> _INSTRUCTIONS TO FOLLOW_
Can you transcribe every line exactly and leave the pictures behind?

[Data entries]

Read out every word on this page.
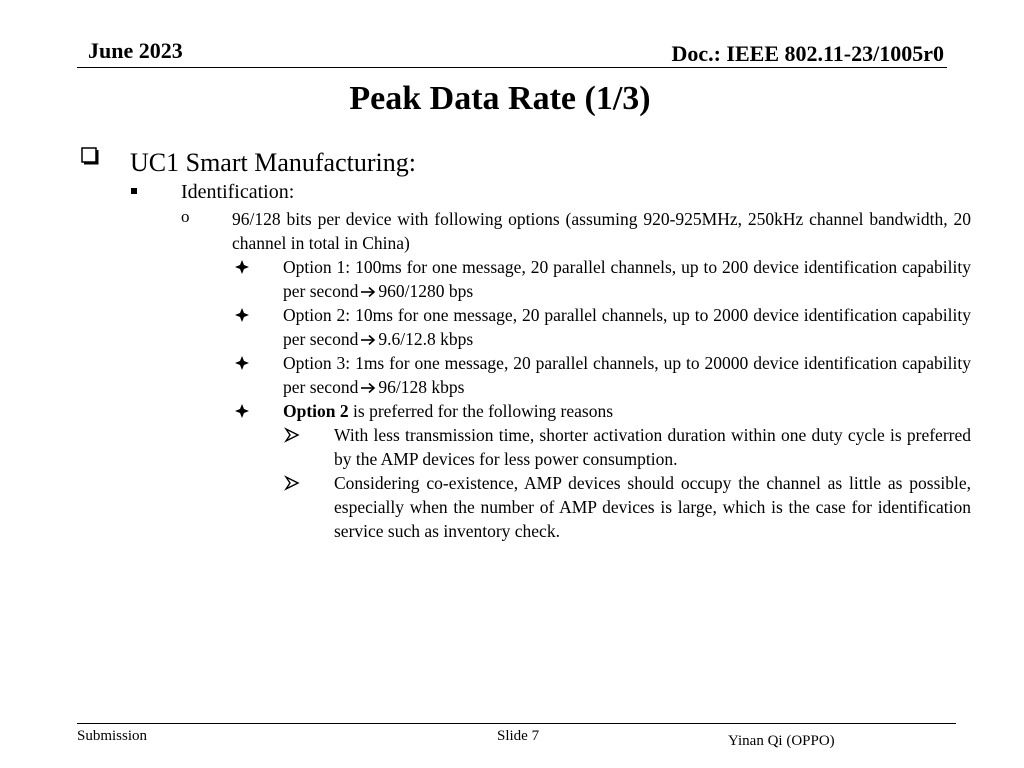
June 2023	Doc.: IEEE 802.11-23/1005r0
Peak Data Rate (1/3)
UC1 Smart Manufacturing:
Identification:
o 96/128 bits per device with following options (assuming 920-925MHz, 250kHz channel bandwidth, 20 channel in total in China)
Option 1: 100ms for one message, 20 parallel channels, up to 200 device identification capability per second 960/1280 bps
Option 2: 10ms for one message, 20 parallel channels, up to 2000 device identification capability per second 9.6/12.8 kbps
Option 3: 1ms for one message, 20 parallel channels, up to 20000 device identification capability per second 96/128 kbps
Option 2 is preferred for the following reasons
With less transmission time, shorter activation duration within one duty cycle is preferred by the AMP devices for less power consumption.
Considering co-existence, AMP devices should occupy the channel as little as possible, especially when the number of AMP devices is large, which is the case for identification service such as inventory check.
Submission	Slide 7	Yinan Qi (OPPO)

> _RESPONSE TO THIS EXERCISE_
Read out every word on this page.
June 2023	Doc.: IEEE 802.11-23/1005r0
Peak Data Rate (1/3)
UC1 Smart Manufacturing:
Identification:
o 96/128 bits per device with following options (assuming 920-925MHz, 250kHz channel bandwidth, 20 channel in total in China)
Option 1: 100ms for one message, 20 parallel channels, up to 200 device identification capability per second 960/1280 bps
Option 2: 10ms for one message, 20 parallel channels, up to 2000 device identification capability per second 9.6/12.8 kbps
Option 3: 1ms for one message, 20 parallel channels, up to 20000 device identification capability per second 96/128 kbps
Option 2 is preferred for the following reasons
With less transmission time, shorter activation duration within one duty cycle is preferred by the AMP devices for less power consumption.
Considering co-existence, AMP devices should occupy the channel as little as possible, especially when the number of AMP devices is large, which is the case for identification service such as inventory check.
Submission	Slide 7	Yinan Qi (OPPO)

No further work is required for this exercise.